■ **Work to be completed**
Reproduce the listing below exactly. Pictures do not belong in the copy.

── Records for processing ──

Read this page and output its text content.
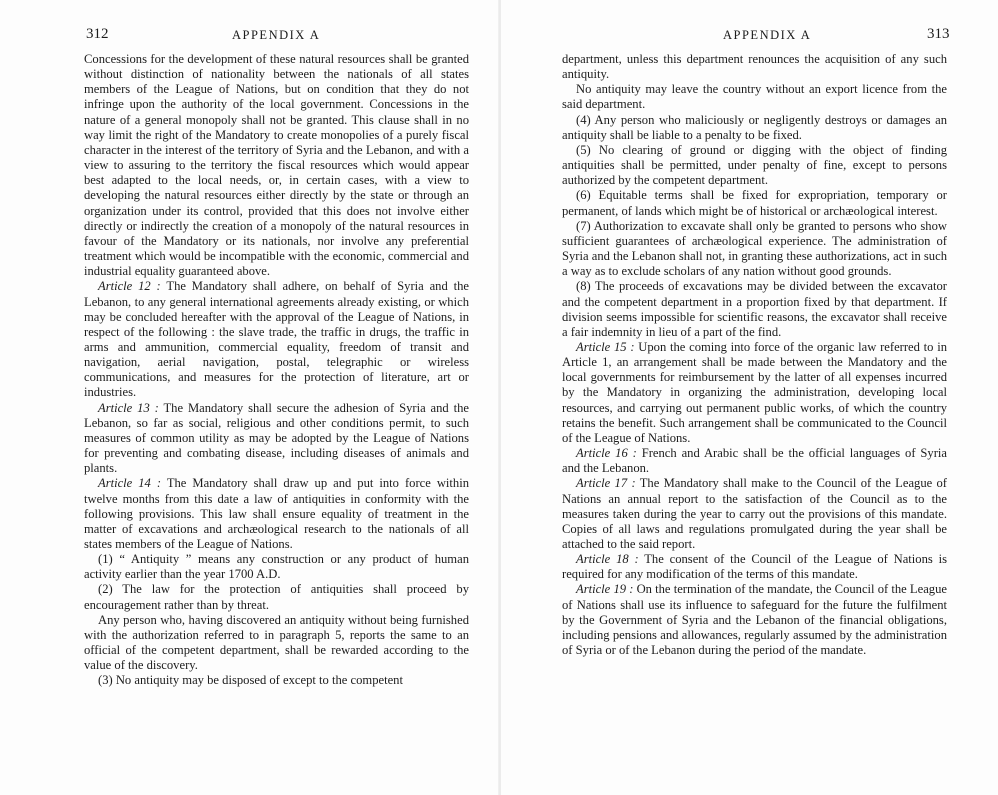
312	APPENDIX A

Concessions for the development of these natural resources shall be granted without distinction of nationality between the nationals of all states members of the League of Nations, but on condition that they do not infringe upon the authority of the local government. Concessions in the nature of a general monopoly shall not be granted. This clause shall in no way limit the right of the Mandatory to create monopolies of a purely fiscal character in the interest of the territory of Syria and the Lebanon, and with a view to assuring to the territory the fiscal resources which would appear best adapted to the local needs, or, in certain cases, with a view to developing the natural resources either directly by the state or through an organization under its control, provided that this does not involve either directly or indirectly the creation of a monopoly of the natural resources in favour of the Mandatory or its nationals, nor involve any preferential treatment which would be incompatible with the economic, commercial and industrial equality guaranteed above.

Article 12 : The Mandatory shall adhere, on behalf of Syria and the Lebanon, to any general international agreements already existing, or which may be concluded hereafter with the approval of the League of Nations, in respect of the following : the slave trade, the traffic in drugs, the traffic in arms and ammunition, commercial equality, freedom of transit and navigation, aerial navigation, postal, telegraphic or wireless communications, and measures for the protection of literature, art or industries.

Article 13 : The Mandatory shall secure the adhesion of Syria and the Lebanon, so far as social, religious and other conditions permit, to such measures of common utility as may be adopted by the League of Nations for preventing and combating disease, including diseases of animals and plants.

Article 14 : The Mandatory shall draw up and put into force within twelve months from this date a law of antiquities in conformity with the following provisions. This law shall ensure equality of treatment in the matter of excavations and archæological research to the nationals of all states members of the League of Nations.

(1) “ Antiquity ” means any construction or any product of human activity earlier than the year 1700 A.D.

(2) The law for the protection of antiquities shall proceed by encouragement rather than by threat.

Any person who, having discovered an antiquity without being furnished with the authorization referred to in paragraph 5, reports the same to an official of the competent department, shall be rewarded according to the value of the discovery.

(3) No antiquity may be disposed of except to the competent

APPENDIX A	313

department, unless this department renounces the acquisition of any such antiquity.

No antiquity may leave the country without an export licence from the said department.

(4) Any person who maliciously or negligently destroys or damages an antiquity shall be liable to a penalty to be fixed.

(5) No clearing of ground or digging with the object of finding antiquities shall be permitted, under penalty of fine, except to persons authorized by the competent department.

(6) Equitable terms shall be fixed for expropriation, temporary or permanent, of lands which might be of historical or archæological interest.

(7) Authorization to excavate shall only be granted to persons who show sufficient guarantees of archæological experience. The administration of Syria and the Lebanon shall not, in granting these authorizations, act in such a way as to exclude scholars of any nation without good grounds.

(8) The proceeds of excavations may be divided between the excavator and the competent department in a proportion fixed by that department. If division seems impossible for scientific reasons, the excavator shall receive a fair indemnity in lieu of a part of the find.

Article 15 : Upon the coming into force of the organic law referred to in Article 1, an arrangement shall be made between the Mandatory and the local governments for reimbursement by the latter of all expenses incurred by the Mandatory in organizing the administration, developing local resources, and carrying out permanent public works, of which the country retains the benefit. Such arrangement shall be communicated to the Council of the League of Nations.

Article 16 : French and Arabic shall be the official languages of Syria and the Lebanon.

Article 17 : The Mandatory shall make to the Council of the League of Nations an annual report to the satisfaction of the Council as to the measures taken during the year to carry out the provisions of this mandate. Copies of all laws and regulations promulgated during the year shall be attached to the said report.

Article 18 : The consent of the Council of the League of Nations is required for any modification of the terms of this mandate.

Article 19 : On the termination of the mandate, the Council of the League of Nations shall use its influence to safeguard for the future the fulfilment by the Government of Syria and the Lebanon of the financial obligations, including pensions and allowances, regularly assumed by the administration of Syria or of the Lebanon during the period of the mandate.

───

■ **Answer**
Read this page and output its text content.
312	APPENDIX A

Concessions for the development of these natural resources shall be granted without distinction of nationality between the nationals of all states members of the League of Nations, but on condition that they do not infringe upon the authority of the local government. Concessions in the nature of a general monopoly shall not be granted. This clause shall in no way limit the right of the Mandatory to create monopolies of a purely fiscal character in the interest of the territory of Syria and the Lebanon, and with a view to assuring to the territory the fiscal resources which would appear best adapted to the local needs, or, in certain cases, with a view to developing the natural resources either directly by the state or through an organization under its control, provided that this does not involve either directly or indirectly the creation of a monopoly of the natural resources in favour of the Mandatory or its nationals, nor involve any preferential treatment which would be incompatible with the economic, commercial and industrial equality guaranteed above.

Article 12 : The Mandatory shall adhere, on behalf of Syria and the Lebanon, to any general international agreements already existing, or which may be concluded hereafter with the approval of the League of Nations, in respect of the following : the slave trade, the traffic in drugs, the traffic in arms and ammunition, commercial equality, freedom of transit and navigation, aerial navigation, postal, telegraphic or wireless communications, and measures for the protection of literature, art or industries.

Article 13 : The Mandatory shall secure the adhesion of Syria and the Lebanon, so far as social, religious and other conditions permit, to such measures of common utility as may be adopted by the League of Nations for preventing and combating disease, including diseases of animals and plants.

Article 14 : The Mandatory shall draw up and put into force within twelve months from this date a law of antiquities in conformity with the following provisions. This law shall ensure equality of treatment in the matter of excavations and archæological research to the nationals of all states members of the League of Nations.

(1) “ Antiquity ” means any construction or any product of human activity earlier than the year 1700 A.D.

(2) The law for the protection of antiquities shall proceed by encouragement rather than by threat.

Any person who, having discovered an antiquity without being furnished with the authorization referred to in paragraph 5, reports the same to an official of the competent department, shall be rewarded according to the value of the discovery.

(3) No antiquity may be disposed of except to the competent

APPENDIX A	313

department, unless this department renounces the acquisition of any such antiquity.

No antiquity may leave the country without an export licence from the said department.

(4) Any person who maliciously or negligently destroys or damages an antiquity shall be liable to a penalty to be fixed.

(5) No clearing of ground or digging with the object of finding antiquities shall be permitted, under penalty of fine, except to persons authorized by the competent department.

(6) Equitable terms shall be fixed for expropriation, temporary or permanent, of lands which might be of historical or archæological interest.

(7) Authorization to excavate shall only be granted to persons who show sufficient guarantees of archæological experience. The administration of Syria and the Lebanon shall not, in granting these authorizations, act in such a way as to exclude scholars of any nation without good grounds.

(8) The proceeds of excavations may be divided between the excavator and the competent department in a proportion fixed by that department. If division seems impossible for scientific reasons, the excavator shall receive a fair indemnity in lieu of a part of the find.

Article 15 : Upon the coming into force of the organic law referred to in Article 1, an arrangement shall be made between the Mandatory and the local governments for reimbursement by the latter of all expenses incurred by the Mandatory in organizing the administration, developing local resources, and carrying out permanent public works, of which the country retains the benefit. Such arrangement shall be communicated to the Council of the League of Nations.

Article 16 : French and Arabic shall be the official languages of Syria and the Lebanon.

Article 17 : The Mandatory shall make to the Council of the League of Nations an annual report to the satisfaction of the Council as to the measures taken during the year to carry out the provisions of this mandate. Copies of all laws and regulations promulgated during the year shall be attached to the said report.

Article 18 : The consent of the Council of the League of Nations is required for any modification of the terms of this mandate.

Article 19 : On the termination of the mandate, the Council of the League of Nations shall use its influence to safeguard for the future the fulfilment by the Government of Syria and the Lebanon of the financial obligations, including pensions and allowances, regularly assumed by the administration of Syria or of the Lebanon during the period of the mandate.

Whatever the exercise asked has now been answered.